**Opdracht a**
Beantwoord de volgende vragen aan de hand van het geocachingverslag:
(i) Hoeveel parkeergeld werd er in Stone Mountain Park betaald?
(ii) Welke dieren stonden vlak bij het eindpunt verbaasd te kijken?
(iii) Wie riep "Hebbes!" bij het andere oudje?

**Documentfragment**
------------------------

Gisteren was het in mindere mate een dag van teleurstellingen, aangezien we twee oude geocaches niet konden vinden. Nadat we netjes op internet hadden vermeld, dat we deze niet hadden gevonden, kregen we, binnen enkele minuten nadat we hadden gemeld dat we deze niet gevonden hadden, een mailtje van een andere geocacher, dat bij één van de geocaches, een tussenpunt was verdwenen (het op één na laatste punt om precies te zijn), en dat het daardoor niet mogelijk was om zonder hulp van anderen de container te vinden. Gelukkig voor ons, was hij bereid om ons te helpen, en voordat we het wisten, kregen we de gegevens van het volgende (en dus ook laatste) punt van deze oudste multi-cache ter wereld. Deze cache opnieuw te gaan zoeken stond niet op de planning, en aangezien we vandaag toch een behoorlijk drukke dag op de planning hadden staan, werd deze extra queeste vooraan de dag erbij ingepland. Op zich maakte het niet zo heel veel uit. Om kwart voor zes deze ochtend ging de wekker. Niet zo heel veel vroeger dan op andere dagen. We togen opnieuw naar Stone Mountain Park, en betaalden opnieuw $15,- parkeergeld. We parkeerden de auto en gingen op weg. Zouden we vandaag wel geluk hebben? Toen we vlak bij het eindpunt waren, stonden er een paar reeën verbaasd te kijken wat we kwamen doen.
Net toen we uit wilden leggen wat ons plan van de dag was, besloten de beestjes dat het genoeg was, en gingen ze er vandoor. Zodoende konden wij op het gemakje op zoek naar hetgeen waarvoor we waren gekomen. Het eerste oudje van de dag. Voordat we er goed en wel erg in hadden, stond ik met het kleinood in mijn handen. Toch wel enigszins blij met het feit dat we dit kistje hadden gevonden.
We gingen verder en na een stop bij een watermolen, besloten we om nogmaals een poging te wagen bij het andere oudje. Drie maal is immers scheepsrecht. We zochten opnieuw, en net op het moment dat ik dacht dat het ons ook vandaag niet mee zou zitten, riep Marieke: “Hebbes!” Het geluk kon niet op, en wederom konden we een oudje van het lijstje doorstrepen.

------------------------

[Datasetrijen]

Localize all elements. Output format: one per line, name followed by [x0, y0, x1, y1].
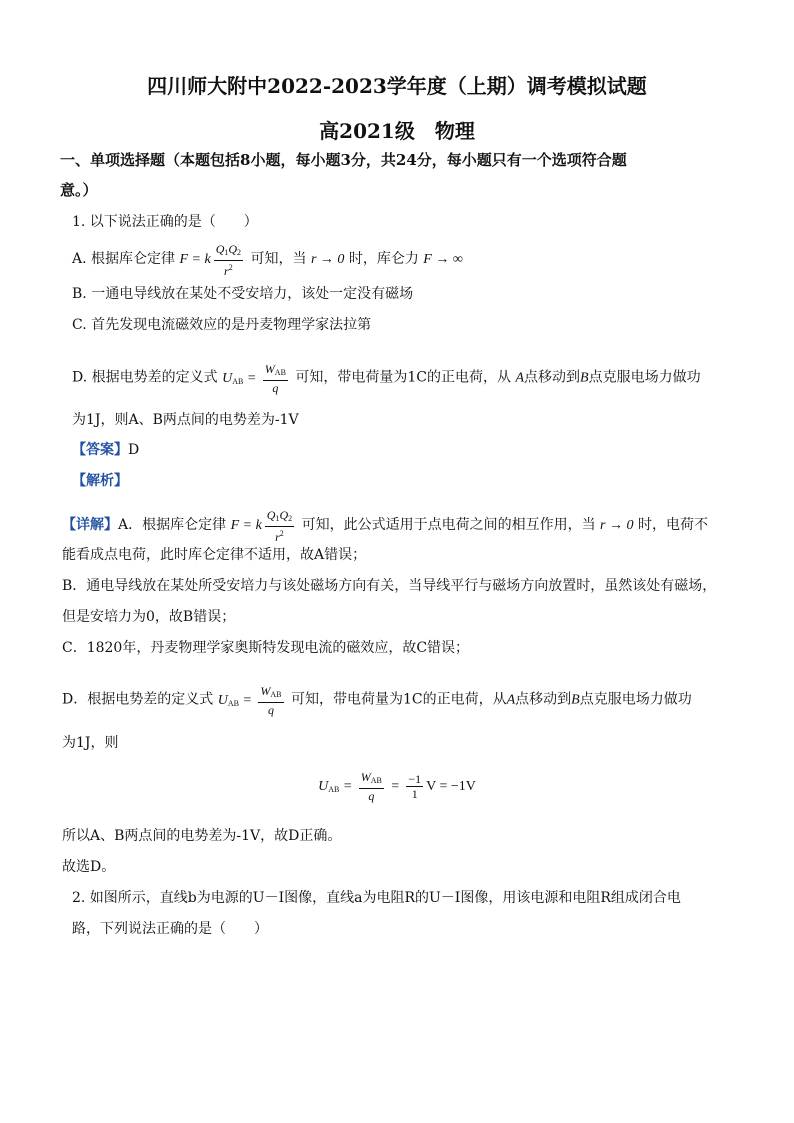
question-1-option-a — [72, 242, 463, 278]
choose-line: 故选D。 — [62, 859, 116, 875]
answer-tag: 【答案】 — [72, 442, 128, 458]
coulomb-formula: F = k $\frac{Q_1Q_2}{r^2}$ — [179, 242, 242, 278]
section-heading-line2: 意。） — [60, 181, 98, 199]
section-heading-line1: 一、单项选择题（本题包括8小题，每小题3分，共24分，每小题只有一个选项符合题 — [60, 151, 627, 169]
option-a-tail: 时，库仑力 — [348, 251, 419, 268]
question-1-option-c: C. 首先发现电流磁效应的是丹麦物理学家法拉第 — [72, 317, 372, 333]
r-to-zero: r → 0 — [310, 252, 345, 268]
detail-a-line2: 能看成点电荷，此时库仑定律不适用，故A错误； — [62, 547, 367, 563]
question-1-stem: 1. 以下说法正确的是（ ） — [72, 214, 258, 230]
detail-c: C．1820年，丹麦物理学家奥斯特发现电流的磁效应，故C错误； — [62, 640, 470, 656]
answer-line — [72, 440, 139, 460]
force-to-infinity: F → ∞ — [423, 252, 463, 268]
detail-tag: 【详解】 — [62, 517, 118, 534]
option-d-mid: 点移动到 — [524, 369, 581, 386]
detail-d-line1: D．根据电势差的定义式 $U_{AB}$ = $\frac{W_{AB}}{q}$ 可知，带电荷量为1C的正电荷，从A点移动到B点克服电场力做功 — [62, 684, 692, 717]
potential-equation: $U_{AB}$ = $\frac{W_{AB}}{q}$ = $\frac{-1}{1}$ V = −1V — [318, 770, 476, 803]
option-a-prefix: A. 根据库仑定律 — [72, 251, 176, 268]
question-2-line2: 路，下列说法正确的是（ ） — [72, 921, 268, 937]
potential-formula: $U_{AB}$ = $\frac{W_{AB}}{q}$ — [222, 362, 286, 395]
detail-b-line1: B．通电导线放在某处所受安培力与该处磁场方向有关，当导线平行与磁场方向放置时，虽然该处有磁场， — [62, 578, 717, 594]
option-d-end: 点克服电场力做功 — [588, 369, 701, 386]
detail-b-line2: 但是安培力为0，故B错误； — [62, 609, 236, 625]
question-1-option-b: B. 一通电导线放在某处不受安培力，该处一定没有磁场 — [72, 286, 414, 302]
question-2-line1: 2. 如图所示，直线b为电源的U－I图像，直线a为电阻R的U－I图像，用该电源和电阻R组成闭合电 — [72, 890, 681, 906]
question-1-option-d: D. 根据电势差的定义式 $U_{AB}$ = $\frac{W_{AB}}{q}$ 可知，带电荷量为1C的正电荷，从 A点移动到B点克服电场力做功 — [72, 362, 701, 395]
exam-title: 四川师大附中2022-2023学年度（上期）调考模拟试题 — [147, 74, 647, 98]
option-d-suffix: 可知，带电荷量为1C的正电荷，从 — [295, 369, 511, 386]
conclusion: 所以A、B两点间的电势差为-1V，故D正确。 — [62, 828, 342, 844]
answer-value: D — [128, 442, 140, 458]
option-a-suffix: 可知，当 — [250, 251, 307, 268]
question-1-option-d-line2: 为1J，则A、B两点间的电势差为-1V — [72, 412, 299, 428]
detail-d-line2: 为1J，则 — [62, 735, 119, 751]
exam-subtitle: 高2021级 物理 — [319, 119, 475, 143]
analysis-tag: 【解析】 — [72, 473, 128, 489]
potential-formula-detail: $U_{AB}$ = $\frac{W_{AB}}{q}$ — [217, 684, 282, 717]
option-d-prefix: D. 根据电势差的定义式 — [72, 369, 218, 386]
detail-a-line1: 【详解】A．根据库仑定律 F = k $\frac{Q_1Q_2}{r^2}$ 可知，此公式适用于点电荷之间的相互作用，当 r → 0 时，电荷不 — [62, 508, 708, 544]
coulomb-formula-detail: F = k $\frac{Q_1Q_2}{r^2}$ — [230, 508, 293, 544]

------------------------

**Opdracht b**
Zet de regels van de listing om in een Markdown-tabel met de kolommen nr en Regel. Begin bij de regel met "question-1-option-a — [72, 242, 463, 278]" en ga door tot en met de regel met "r-to-zero: r → 0 — [310, 252, 345, 268]". Laat lege regels weg.

**Verwachte uitvoer a**
(i) $15,-
(ii) Een paar reeën
(iii) Marieke

**Verwachte uitvoer b**
| nr | Regel |
|---|---|
| 1 | question-1-option-a — [72, 242, 463, 278] |
| 2 | choose-line: 故选D。 — [62, 859, 116, 875] |
| 3 | answer-tag: 【答案】 — [72, 442, 128, 458] |
| 4 | coulomb-formula: F = k $\frac{Q_1Q_2}{r^2}$ — [179, 242, 242, 278] |
| 5 | section-heading-line2: 意。） — [60, 181, 98, 199] |
| 6 | section-heading-line1: 一、单项选择题（本题包括8小题，每小题3分，共24分，每小题只有一个选项符合题 — [60, 151, 627, 169] |
| 7 | option-a-tail: 时，库仑力 — [348, 251, 419, 268] |
| 8 | question-1-option-c: C. 首先发现电流磁效应的是丹麦物理学家法拉第 — [72, 317, 372, 333] |
| 9 | r-to-zero: r → 0 — [310, 252, 345, 268] |